### Task brief
Return all entries precisely as they stand, without the images.

### Data section

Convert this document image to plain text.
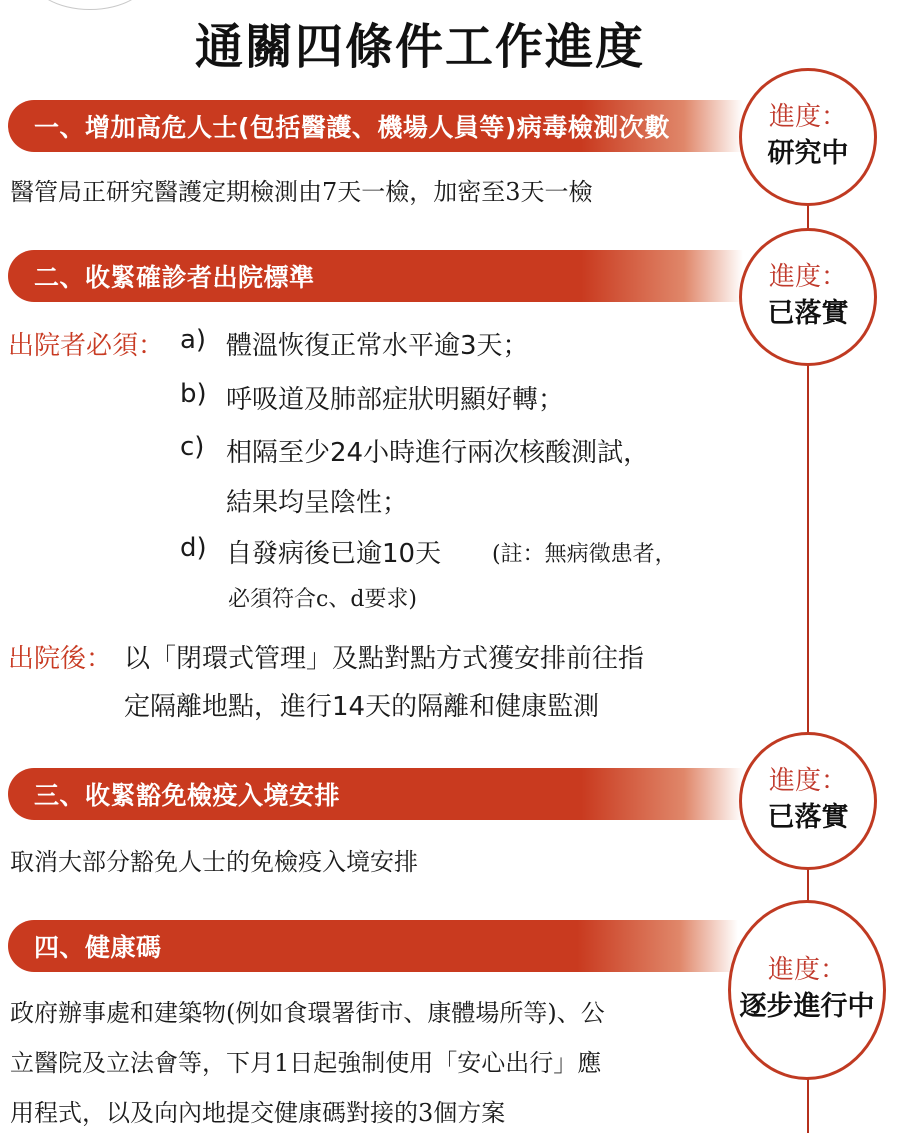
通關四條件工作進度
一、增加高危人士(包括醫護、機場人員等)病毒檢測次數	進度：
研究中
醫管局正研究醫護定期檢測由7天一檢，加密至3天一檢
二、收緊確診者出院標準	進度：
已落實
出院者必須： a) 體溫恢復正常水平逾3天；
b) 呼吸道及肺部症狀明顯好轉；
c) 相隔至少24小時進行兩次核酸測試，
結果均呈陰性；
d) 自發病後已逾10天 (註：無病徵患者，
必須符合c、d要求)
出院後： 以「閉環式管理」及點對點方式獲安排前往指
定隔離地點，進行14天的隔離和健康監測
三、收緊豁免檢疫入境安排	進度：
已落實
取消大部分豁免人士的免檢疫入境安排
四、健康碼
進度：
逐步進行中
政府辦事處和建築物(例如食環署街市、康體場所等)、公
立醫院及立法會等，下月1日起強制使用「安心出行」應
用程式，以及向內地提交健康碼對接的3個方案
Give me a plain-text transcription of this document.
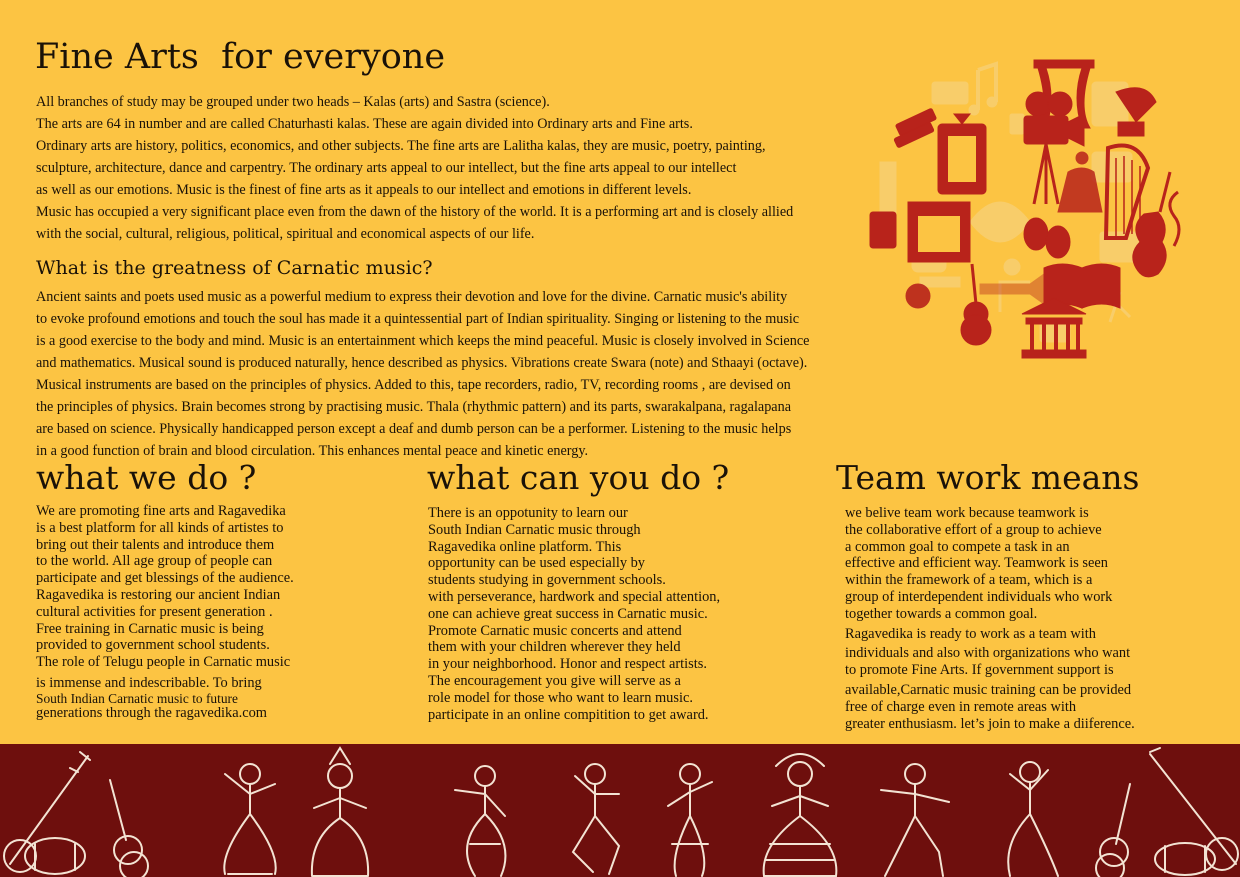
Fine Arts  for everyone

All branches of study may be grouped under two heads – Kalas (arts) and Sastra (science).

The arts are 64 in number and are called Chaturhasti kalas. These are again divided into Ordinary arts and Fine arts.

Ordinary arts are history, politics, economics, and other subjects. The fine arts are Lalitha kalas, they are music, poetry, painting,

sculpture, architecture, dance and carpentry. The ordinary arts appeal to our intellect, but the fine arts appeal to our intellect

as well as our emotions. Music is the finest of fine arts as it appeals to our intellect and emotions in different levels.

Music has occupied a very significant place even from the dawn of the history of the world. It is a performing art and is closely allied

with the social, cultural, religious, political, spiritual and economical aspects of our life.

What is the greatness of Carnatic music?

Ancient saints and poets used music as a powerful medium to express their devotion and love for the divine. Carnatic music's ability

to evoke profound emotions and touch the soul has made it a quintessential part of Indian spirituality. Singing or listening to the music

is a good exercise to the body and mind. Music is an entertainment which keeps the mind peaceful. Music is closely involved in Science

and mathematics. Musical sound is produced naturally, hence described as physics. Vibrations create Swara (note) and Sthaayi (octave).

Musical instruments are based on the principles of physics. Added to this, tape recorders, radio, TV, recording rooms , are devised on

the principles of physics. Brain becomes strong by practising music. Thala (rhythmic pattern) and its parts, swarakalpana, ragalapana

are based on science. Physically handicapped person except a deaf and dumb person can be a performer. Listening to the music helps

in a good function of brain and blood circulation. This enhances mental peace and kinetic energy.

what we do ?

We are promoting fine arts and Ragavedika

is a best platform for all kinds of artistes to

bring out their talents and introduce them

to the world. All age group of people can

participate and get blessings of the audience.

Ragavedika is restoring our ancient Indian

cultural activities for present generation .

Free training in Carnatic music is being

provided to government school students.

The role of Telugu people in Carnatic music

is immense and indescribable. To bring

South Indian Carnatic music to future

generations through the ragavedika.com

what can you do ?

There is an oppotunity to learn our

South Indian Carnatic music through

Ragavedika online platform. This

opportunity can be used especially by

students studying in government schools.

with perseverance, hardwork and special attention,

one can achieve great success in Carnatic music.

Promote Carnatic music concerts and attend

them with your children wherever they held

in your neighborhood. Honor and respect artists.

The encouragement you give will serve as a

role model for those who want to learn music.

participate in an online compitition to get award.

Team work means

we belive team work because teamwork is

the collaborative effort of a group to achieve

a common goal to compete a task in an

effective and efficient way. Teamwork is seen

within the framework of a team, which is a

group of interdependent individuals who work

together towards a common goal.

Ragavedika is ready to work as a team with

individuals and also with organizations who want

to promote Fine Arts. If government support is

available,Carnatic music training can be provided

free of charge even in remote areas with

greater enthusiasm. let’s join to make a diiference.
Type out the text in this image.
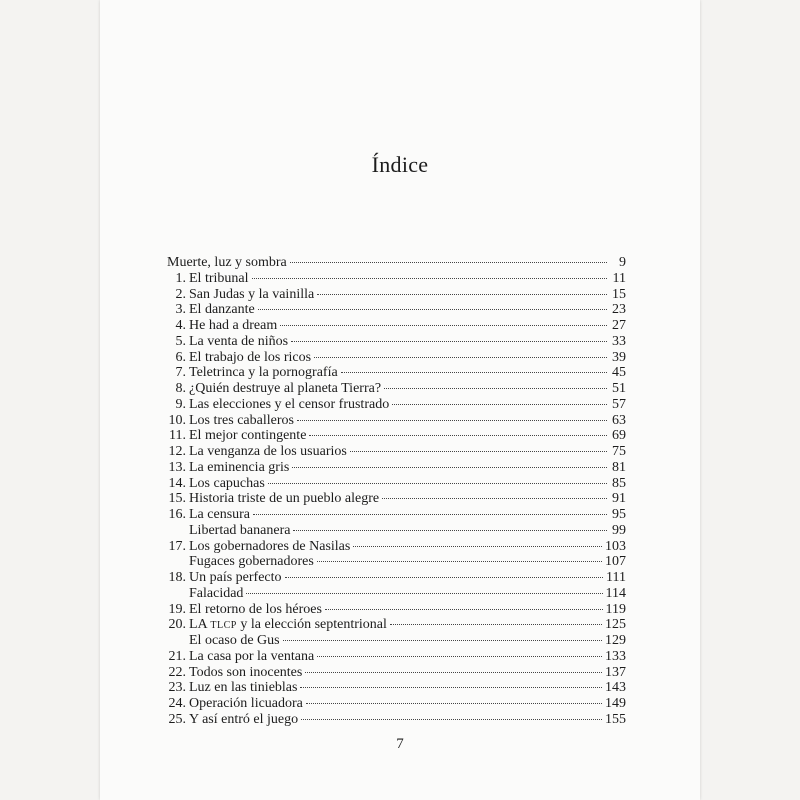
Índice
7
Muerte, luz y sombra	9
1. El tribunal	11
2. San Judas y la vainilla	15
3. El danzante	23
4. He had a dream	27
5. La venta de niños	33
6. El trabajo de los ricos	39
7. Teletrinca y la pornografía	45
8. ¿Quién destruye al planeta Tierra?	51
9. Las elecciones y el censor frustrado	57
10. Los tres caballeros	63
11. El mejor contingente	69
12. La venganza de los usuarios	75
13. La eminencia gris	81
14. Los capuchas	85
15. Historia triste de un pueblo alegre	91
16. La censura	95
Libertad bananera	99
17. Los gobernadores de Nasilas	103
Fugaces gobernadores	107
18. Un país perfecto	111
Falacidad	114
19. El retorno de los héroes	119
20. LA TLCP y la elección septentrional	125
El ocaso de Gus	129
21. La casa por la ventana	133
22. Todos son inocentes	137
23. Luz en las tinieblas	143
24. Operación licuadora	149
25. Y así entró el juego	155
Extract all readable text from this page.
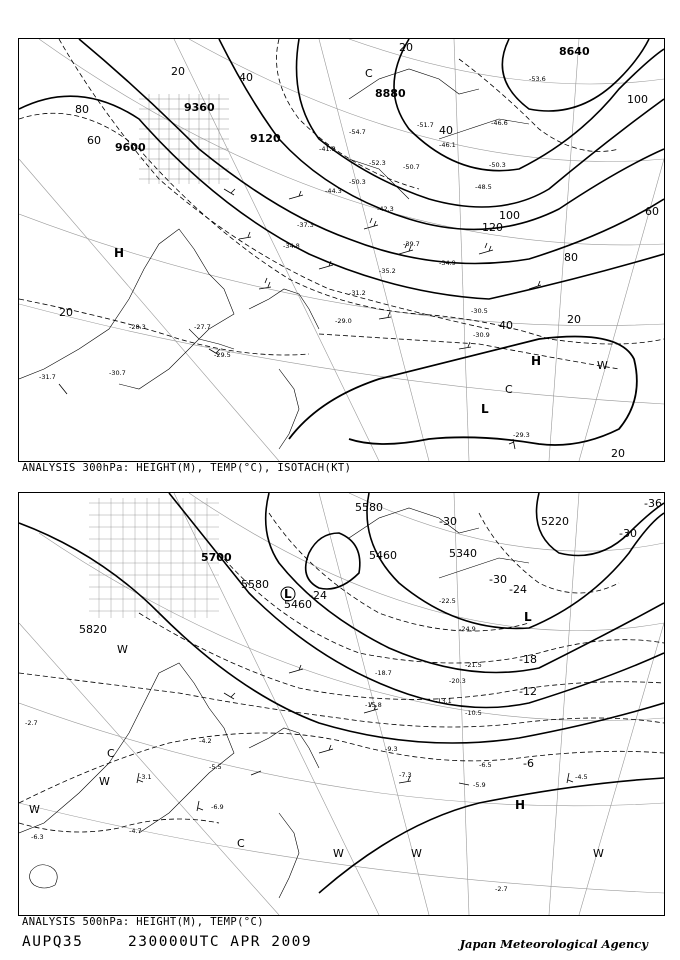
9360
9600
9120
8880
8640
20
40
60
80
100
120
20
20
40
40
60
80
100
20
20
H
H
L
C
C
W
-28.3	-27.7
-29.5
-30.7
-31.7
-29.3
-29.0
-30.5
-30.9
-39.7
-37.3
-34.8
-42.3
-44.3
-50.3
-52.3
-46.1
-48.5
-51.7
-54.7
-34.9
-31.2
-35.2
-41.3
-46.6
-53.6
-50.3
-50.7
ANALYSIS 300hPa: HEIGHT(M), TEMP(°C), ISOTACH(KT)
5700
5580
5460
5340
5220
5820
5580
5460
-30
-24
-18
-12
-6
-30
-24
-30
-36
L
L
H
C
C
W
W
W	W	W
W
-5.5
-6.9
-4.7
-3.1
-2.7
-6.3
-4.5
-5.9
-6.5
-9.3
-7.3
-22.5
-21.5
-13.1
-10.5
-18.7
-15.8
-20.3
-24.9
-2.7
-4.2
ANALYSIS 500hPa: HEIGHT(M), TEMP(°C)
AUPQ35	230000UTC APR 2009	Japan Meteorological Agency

### Task result
Convert this document image to plain text.
通關四條件工作進度
一、增加高危人士(包括醫護、機場人員等)病毒檢測次數	進度：
研究中
醫管局正研究醫護定期檢測由7天一檢，加密至3天一檢
二、收緊確診者出院標準	進度：
已落實
出院者必須： a) 體溫恢復正常水平逾3天；
b) 呼吸道及肺部症狀明顯好轉；
c) 相隔至少24小時進行兩次核酸測試，
結果均呈陰性；
d) 自發病後已逾10天 (註：無病徵患者，
必須符合c、d要求)
出院後： 以「閉環式管理」及點對點方式獲安排前往指
定隔離地點，進行14天的隔離和健康監測
三、收緊豁免檢疫入境安排	進度：
已落實
取消大部分豁免人士的免檢疫入境安排
四、健康碼
進度：
逐步進行中
政府辦事處和建築物(例如食環署街市、康體場所等)、公
立醫院及立法會等，下月1日起強制使用「安心出行」應
用程式，以及向內地提交健康碼對接的3個方案
Give me a plain-text transcription of this document.
Fine Arts  for everyone

All branches of study may be grouped under two heads – Kalas (arts) and Sastra (science).

The arts are 64 in number and are called Chaturhasti kalas. These are again divided into Ordinary arts and Fine arts.

Ordinary arts are history, politics, economics, and other subjects. The fine arts are Lalitha kalas, they are music, poetry, painting,

sculpture, architecture, dance and carpentry. The ordinary arts appeal to our intellect, but the fine arts appeal to our intellect

as well as our emotions. Music is the finest of fine arts as it appeals to our intellect and emotions in different levels.

Music has occupied a very significant place even from the dawn of the history of the world. It is a performing art and is closely allied

with the social, cultural, religious, political, spiritual and economical aspects of our life.

What is the greatness of Carnatic music?

Ancient saints and poets used music as a powerful medium to express their devotion and love for the divine. Carnatic music's ability

to evoke profound emotions and touch the soul has made it a quintessential part of Indian spirituality. Singing or listening to the music

is a good exercise to the body and mind. Music is an entertainment which keeps the mind peaceful. Music is closely involved in Science

and mathematics. Musical sound is produced naturally, hence described as physics. Vibrations create Swara (note) and Sthaayi (octave).

Musical instruments are based on the principles of physics. Added to this, tape recorders, radio, TV, recording rooms , are devised on

the principles of physics. Brain becomes strong by practising music. Thala (rhythmic pattern) and its parts, swarakalpana, ragalapana

are based on science. Physically handicapped person except a deaf and dumb person can be a performer. Listening to the music helps

in a good function of brain and blood circulation. This enhances mental peace and kinetic energy.

what we do ?

We are promoting fine arts and Ragavedika

is a best platform for all kinds of artistes to

bring out their talents and introduce them

to the world. All age group of people can

participate and get blessings of the audience.

Ragavedika is restoring our ancient Indian

cultural activities for present generation .

Free training in Carnatic music is being

provided to government school students.

The role of Telugu people in Carnatic music

is immense and indescribable. To bring

South Indian Carnatic music to future

generations through the ragavedika.com

what can you do ?

There is an oppotunity to learn our

South Indian Carnatic music through

Ragavedika online platform. This

opportunity can be used especially by

students studying in government schools.

with perseverance, hardwork and special attention,

one can achieve great success in Carnatic music.

Promote Carnatic music concerts and attend

them with your children wherever they held

in your neighborhood. Honor and respect artists.

The encouragement you give will serve as a

role model for those who want to learn music.

participate in an online compitition to get award.

Team work means

we belive team work because teamwork is

the collaborative effort of a group to achieve

a common goal to compete a task in an

effective and efficient way. Teamwork is seen

within the framework of a team, which is a

group of interdependent individuals who work

together towards a common goal.

Ragavedika is ready to work as a team with

individuals and also with organizations who want

to promote Fine Arts. If government support is

available,Carnatic music training can be provided

free of charge even in remote areas with

greater enthusiasm. let’s join to make a diiference.
Type out the text in this image.
Índice
7
Muerte, luz y sombra	9
1. El tribunal	11
2. San Judas y la vainilla	15
3. El danzante	23
4. He had a dream	27
5. La venta de niños	33
6. El trabajo de los ricos	39
7. Teletrinca y la pornografía	45
8. ¿Quién destruye al planeta Tierra?	51
9. Las elecciones y el censor frustrado	57
10. Los tres caballeros	63
11. El mejor contingente	69
12. La venganza de los usuarios	75
13. La eminencia gris	81
14. Los capuchas	85
15. Historia triste de un pueblo alegre	91
16. La censura	95
Libertad bananera	99
17. Los gobernadores de Nasilas	103
Fugaces gobernadores	107
18. Un país perfecto	111
Falacidad	114
19. El retorno de los héroes	119
20. LA TLCP y la elección septentrional	125
El ocaso de Gus	129
21. La casa por la ventana	133
22. Todos son inocentes	137
23. Luz en las tinieblas	143
24. Operación licuadora	149
25. Y así entró el juego	155
Extract all readable text from this page.
9360
9600
9120
8880
8640
20
40
60
80
100
120
20
20
40
40
60
80
100
20
20
H
H
L
C
C
W
-28.3	-27.7
-29.5
-30.7
-31.7
-29.3
-29.0
-30.5
-30.9
-39.7
-37.3
-34.8
-42.3
-44.3
-50.3
-52.3
-46.1
-48.5
-51.7
-54.7
-34.9
-31.2
-35.2
-41.3
-46.6
-53.6
-50.3
-50.7
ANALYSIS 300hPa: HEIGHT(M), TEMP(°C), ISOTACH(KT)
5700
5580
5460
5340
5220
5820
5580
5460
-30
-24
-18
-12
-6
-30
-24
-30
-36
L
L
H
C
C
W
W
W	W	W
W
-5.5
-6.9
-4.7
-3.1
-2.7
-6.3
-4.5
-5.9
-6.5
-9.3
-7.3
-22.5
-21.5
-13.1
-10.5
-18.7
-15.8
-20.3
-24.9
-2.7
-4.2
ANALYSIS 500hPa: HEIGHT(M), TEMP(°C)
AUPQ35	230000UTC APR 2009	Japan Meteorological Agency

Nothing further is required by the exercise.